▸ **Problem details**: Will you restate verbatim the lines running from the line with "Convert this screenshot" to the end of the data, leaving out everything else?

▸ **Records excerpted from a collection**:
>> Begin
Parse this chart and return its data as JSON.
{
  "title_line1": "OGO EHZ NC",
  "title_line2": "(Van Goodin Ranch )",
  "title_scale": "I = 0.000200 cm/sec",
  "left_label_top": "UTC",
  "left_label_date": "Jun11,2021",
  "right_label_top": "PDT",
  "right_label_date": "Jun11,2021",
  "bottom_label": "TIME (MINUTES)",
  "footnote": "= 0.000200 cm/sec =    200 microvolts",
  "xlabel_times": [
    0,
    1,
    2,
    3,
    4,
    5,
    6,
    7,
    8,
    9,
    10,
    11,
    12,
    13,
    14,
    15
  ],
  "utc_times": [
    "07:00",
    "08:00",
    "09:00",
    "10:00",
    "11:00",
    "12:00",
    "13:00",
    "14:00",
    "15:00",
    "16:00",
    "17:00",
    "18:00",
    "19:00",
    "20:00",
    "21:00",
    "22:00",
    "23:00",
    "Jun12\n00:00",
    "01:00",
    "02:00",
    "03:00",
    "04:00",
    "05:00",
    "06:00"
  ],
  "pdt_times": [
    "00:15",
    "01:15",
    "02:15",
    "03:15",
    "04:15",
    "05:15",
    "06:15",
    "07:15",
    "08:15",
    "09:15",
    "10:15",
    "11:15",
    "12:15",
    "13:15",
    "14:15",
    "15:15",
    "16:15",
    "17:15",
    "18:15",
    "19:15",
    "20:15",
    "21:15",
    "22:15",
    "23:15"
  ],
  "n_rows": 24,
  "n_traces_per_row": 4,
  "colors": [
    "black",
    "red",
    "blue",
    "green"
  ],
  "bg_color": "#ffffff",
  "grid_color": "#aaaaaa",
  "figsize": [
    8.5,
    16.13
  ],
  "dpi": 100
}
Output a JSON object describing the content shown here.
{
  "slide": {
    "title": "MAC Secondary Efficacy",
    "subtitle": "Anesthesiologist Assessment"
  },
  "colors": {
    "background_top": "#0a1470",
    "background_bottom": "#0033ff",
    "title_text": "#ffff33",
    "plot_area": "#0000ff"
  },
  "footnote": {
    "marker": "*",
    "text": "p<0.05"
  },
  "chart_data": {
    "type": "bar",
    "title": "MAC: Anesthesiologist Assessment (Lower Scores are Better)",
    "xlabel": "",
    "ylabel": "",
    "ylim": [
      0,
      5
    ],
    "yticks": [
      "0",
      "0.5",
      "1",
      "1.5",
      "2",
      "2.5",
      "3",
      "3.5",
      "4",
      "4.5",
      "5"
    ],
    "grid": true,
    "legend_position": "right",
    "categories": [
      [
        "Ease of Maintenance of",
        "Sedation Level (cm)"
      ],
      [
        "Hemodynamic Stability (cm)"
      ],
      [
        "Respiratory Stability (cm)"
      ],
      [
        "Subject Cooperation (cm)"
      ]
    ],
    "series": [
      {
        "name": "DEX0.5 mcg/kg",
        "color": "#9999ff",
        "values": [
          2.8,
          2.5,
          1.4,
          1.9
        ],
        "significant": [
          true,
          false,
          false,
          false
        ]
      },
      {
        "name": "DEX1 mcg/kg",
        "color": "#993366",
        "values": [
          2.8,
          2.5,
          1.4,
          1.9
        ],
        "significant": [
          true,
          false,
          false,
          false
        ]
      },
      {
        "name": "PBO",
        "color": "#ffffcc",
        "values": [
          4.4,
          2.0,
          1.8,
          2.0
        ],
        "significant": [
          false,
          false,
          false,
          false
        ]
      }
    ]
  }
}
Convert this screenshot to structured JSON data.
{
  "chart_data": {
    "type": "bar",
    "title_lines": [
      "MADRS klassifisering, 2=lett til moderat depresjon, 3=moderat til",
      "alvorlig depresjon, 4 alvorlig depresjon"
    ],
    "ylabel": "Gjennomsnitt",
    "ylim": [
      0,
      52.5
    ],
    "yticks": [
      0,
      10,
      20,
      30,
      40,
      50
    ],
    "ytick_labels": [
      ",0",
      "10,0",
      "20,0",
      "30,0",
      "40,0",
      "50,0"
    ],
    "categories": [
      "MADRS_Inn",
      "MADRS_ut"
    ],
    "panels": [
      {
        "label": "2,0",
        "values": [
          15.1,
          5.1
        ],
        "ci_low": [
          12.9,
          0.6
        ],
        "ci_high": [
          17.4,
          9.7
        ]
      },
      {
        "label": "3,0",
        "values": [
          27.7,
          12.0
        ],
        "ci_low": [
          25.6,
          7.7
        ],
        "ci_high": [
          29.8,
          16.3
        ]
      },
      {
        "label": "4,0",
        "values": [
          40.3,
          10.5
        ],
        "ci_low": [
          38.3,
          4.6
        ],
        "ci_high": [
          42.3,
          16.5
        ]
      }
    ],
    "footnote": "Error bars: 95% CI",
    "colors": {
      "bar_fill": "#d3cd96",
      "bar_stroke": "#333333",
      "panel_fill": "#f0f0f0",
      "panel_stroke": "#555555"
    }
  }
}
>> End
▸ **Solution**:
Convert this screenshot to structured JSON data.
{
  "chart_data": {
    "type": "bar",
    "title_lines": [
      "MADRS klassifisering, 2=lett til moderat depresjon, 3=moderat til",
      "alvorlig depresjon, 4 alvorlig depresjon"
    ],
    "ylabel": "Gjennomsnitt",
    "ylim": [
      0,
      52.5
    ],
    "yticks": [
      0,
      10,
      20,
      30,
      40,
      50
    ],
    "ytick_labels": [
      ",0",
      "10,0",
      "20,0",
      "30,0",
      "40,0",
      "50,0"
    ],
    "categories": [
      "MADRS_Inn",
      "MADRS_ut"
    ],
    "panels": [
      {
        "label": "2,0",
        "values": [
          15.1,
          5.1
        ],
        "ci_low": [
          12.9,
          0.6
        ],
        "ci_high": [
          17.4,
          9.7
        ]
      },
      {
        "label": "3,0",
        "values": [
          27.7,
          12.0
        ],
        "ci_low": [
          25.6,
          7.7
        ],
        "ci_high": [
          29.8,
          16.3
        ]
      },
      {
        "label": "4,0",
        "values": [
          40.3,
          10.5
        ],
        "ci_low": [
          38.3,
          4.6
        ],
        "ci_high": [
          42.3,
          16.5
        ]
      }
    ],
    "footnote": "Error bars: 95% CI",
    "colors": {
      "bar_fill": "#d3cd96",
      "bar_stroke": "#333333",
      "panel_fill": "#f0f0f0",
      "panel_stroke": "#555555"
    }
  }
}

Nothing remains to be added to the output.